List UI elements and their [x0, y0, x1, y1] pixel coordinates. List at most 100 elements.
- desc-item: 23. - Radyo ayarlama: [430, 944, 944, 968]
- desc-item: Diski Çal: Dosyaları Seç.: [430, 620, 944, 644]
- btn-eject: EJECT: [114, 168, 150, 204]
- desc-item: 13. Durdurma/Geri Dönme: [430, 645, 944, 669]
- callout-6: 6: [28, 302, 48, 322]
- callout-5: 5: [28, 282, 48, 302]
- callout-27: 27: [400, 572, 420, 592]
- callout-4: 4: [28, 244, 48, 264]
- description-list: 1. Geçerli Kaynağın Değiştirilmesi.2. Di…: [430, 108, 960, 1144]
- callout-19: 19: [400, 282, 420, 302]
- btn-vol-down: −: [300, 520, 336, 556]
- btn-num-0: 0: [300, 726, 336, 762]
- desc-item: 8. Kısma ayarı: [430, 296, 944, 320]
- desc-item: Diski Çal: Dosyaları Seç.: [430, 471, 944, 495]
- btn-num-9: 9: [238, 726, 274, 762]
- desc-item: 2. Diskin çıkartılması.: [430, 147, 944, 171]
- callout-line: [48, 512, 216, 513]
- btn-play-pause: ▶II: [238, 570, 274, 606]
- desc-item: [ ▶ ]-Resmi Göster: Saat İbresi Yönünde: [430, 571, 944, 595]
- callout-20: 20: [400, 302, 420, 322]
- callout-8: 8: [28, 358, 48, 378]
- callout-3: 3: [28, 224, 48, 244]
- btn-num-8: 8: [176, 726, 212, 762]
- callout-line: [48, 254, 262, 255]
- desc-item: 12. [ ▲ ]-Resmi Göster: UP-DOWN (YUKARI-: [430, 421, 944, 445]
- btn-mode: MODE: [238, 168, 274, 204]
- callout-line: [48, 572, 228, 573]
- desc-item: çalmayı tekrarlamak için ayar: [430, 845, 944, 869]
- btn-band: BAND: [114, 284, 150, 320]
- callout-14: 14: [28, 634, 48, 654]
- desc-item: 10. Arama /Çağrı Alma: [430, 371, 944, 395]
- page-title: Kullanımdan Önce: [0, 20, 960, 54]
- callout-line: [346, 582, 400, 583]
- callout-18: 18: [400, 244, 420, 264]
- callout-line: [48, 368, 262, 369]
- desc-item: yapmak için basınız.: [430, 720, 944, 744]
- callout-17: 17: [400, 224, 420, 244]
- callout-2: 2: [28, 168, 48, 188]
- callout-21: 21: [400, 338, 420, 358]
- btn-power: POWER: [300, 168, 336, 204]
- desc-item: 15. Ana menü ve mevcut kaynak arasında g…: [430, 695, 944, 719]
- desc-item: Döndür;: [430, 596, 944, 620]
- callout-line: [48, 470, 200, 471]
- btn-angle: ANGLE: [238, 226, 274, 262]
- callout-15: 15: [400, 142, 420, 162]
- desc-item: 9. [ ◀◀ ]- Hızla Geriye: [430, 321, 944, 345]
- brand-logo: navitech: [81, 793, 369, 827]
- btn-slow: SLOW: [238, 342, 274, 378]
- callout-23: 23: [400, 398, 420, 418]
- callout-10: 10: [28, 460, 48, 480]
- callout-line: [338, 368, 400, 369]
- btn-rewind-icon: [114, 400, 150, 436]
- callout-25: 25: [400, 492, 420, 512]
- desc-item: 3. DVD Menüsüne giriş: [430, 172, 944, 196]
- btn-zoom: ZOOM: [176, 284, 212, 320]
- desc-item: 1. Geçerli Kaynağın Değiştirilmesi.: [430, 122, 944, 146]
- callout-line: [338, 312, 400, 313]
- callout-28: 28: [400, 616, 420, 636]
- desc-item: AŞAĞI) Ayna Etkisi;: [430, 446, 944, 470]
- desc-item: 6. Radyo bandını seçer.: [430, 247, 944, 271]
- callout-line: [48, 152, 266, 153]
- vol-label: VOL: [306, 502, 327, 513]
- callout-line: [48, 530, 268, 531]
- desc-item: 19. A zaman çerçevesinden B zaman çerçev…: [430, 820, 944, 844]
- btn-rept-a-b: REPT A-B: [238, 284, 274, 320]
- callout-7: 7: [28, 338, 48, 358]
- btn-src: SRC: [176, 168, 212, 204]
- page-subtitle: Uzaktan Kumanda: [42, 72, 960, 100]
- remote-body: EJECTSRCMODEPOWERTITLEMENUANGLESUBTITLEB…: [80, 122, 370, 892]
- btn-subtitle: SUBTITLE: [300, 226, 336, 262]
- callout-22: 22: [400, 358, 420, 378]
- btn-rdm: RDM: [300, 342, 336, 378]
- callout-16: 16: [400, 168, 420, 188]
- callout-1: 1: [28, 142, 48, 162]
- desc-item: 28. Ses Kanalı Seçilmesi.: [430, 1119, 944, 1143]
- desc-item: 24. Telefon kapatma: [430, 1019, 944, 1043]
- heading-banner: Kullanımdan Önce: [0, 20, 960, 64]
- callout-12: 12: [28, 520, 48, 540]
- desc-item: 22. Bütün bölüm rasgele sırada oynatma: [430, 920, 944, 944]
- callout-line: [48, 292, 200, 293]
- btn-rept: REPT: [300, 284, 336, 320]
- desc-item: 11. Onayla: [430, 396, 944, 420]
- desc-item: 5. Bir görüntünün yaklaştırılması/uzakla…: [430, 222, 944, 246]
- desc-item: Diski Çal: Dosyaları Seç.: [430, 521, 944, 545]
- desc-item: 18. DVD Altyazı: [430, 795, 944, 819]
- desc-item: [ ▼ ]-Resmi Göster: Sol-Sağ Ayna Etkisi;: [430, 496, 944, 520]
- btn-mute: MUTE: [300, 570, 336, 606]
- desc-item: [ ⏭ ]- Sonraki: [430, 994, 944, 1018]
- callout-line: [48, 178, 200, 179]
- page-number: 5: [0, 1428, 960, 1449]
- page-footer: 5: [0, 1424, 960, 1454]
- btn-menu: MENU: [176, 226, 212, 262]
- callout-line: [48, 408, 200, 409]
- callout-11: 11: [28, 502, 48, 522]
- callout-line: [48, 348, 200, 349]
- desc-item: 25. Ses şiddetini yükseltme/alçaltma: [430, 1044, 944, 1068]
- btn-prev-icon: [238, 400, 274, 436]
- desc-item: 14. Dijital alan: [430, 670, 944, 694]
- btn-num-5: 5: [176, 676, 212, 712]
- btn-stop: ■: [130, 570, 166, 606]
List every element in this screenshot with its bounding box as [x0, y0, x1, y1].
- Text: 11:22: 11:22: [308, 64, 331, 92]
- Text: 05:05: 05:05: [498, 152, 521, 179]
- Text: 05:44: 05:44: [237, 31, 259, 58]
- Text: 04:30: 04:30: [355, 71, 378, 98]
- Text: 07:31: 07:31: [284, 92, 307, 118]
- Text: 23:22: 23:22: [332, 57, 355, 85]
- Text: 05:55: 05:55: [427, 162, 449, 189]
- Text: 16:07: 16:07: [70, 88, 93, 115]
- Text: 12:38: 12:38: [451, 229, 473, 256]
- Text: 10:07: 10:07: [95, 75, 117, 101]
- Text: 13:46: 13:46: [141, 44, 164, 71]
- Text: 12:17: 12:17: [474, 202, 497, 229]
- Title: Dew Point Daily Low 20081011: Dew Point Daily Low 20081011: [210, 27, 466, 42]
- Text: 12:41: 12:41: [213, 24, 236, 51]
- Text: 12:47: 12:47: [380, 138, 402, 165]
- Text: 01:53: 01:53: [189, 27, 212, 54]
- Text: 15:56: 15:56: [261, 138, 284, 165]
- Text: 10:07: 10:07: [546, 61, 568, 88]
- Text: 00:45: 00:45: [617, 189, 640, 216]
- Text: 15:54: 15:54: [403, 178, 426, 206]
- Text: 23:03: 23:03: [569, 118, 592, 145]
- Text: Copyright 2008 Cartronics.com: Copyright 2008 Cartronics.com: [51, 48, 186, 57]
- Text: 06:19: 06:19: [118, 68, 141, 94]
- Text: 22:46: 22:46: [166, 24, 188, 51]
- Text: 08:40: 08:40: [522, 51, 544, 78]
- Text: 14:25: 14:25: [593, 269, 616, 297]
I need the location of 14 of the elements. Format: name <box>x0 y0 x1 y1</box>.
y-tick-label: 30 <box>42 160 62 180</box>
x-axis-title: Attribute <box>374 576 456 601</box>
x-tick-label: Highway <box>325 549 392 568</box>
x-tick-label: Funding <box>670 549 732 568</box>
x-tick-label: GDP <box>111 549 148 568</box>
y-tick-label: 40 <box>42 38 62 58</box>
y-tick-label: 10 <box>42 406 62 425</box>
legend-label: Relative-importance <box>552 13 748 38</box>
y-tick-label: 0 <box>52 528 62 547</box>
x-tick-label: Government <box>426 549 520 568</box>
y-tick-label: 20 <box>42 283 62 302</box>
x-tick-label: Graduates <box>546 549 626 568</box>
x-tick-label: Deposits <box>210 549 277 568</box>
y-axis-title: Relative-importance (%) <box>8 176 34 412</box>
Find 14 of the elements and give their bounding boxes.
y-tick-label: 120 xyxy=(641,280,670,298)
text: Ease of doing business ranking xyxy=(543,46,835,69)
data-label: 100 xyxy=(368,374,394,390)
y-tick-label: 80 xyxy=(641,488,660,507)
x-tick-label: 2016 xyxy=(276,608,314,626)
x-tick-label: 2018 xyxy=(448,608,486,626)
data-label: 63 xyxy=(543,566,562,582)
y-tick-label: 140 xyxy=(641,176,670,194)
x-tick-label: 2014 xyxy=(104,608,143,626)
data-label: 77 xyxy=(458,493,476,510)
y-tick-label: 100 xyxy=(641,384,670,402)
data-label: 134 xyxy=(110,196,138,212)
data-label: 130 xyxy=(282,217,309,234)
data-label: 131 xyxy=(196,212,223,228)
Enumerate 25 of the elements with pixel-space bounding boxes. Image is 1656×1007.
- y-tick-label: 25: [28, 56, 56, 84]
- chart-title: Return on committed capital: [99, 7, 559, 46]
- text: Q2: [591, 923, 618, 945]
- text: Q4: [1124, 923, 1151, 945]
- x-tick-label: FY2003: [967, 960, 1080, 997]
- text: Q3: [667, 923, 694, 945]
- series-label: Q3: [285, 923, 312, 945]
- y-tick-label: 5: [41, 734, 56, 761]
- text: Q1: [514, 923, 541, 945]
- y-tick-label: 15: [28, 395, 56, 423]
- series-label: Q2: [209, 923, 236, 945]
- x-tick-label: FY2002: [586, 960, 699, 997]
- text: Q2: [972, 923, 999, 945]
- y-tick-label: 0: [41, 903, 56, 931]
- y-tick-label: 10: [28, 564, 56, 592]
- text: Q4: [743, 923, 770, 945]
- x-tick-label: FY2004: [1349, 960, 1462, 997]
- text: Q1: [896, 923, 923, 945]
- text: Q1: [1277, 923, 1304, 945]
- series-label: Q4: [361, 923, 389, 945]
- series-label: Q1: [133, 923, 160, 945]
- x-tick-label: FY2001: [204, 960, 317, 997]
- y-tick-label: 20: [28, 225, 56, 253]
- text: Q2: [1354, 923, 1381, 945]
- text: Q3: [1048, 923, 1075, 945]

▶ _Exercise_
Find every line in the items above that contains the string "importance", and copy each of those lines. Matching is case-sensitive.

▶ _Answer below_
legend-label: Relative-importance <box>552 13 748 38</box>
y-axis-title: Relative-importance (%) <box>8 176 34 412</box>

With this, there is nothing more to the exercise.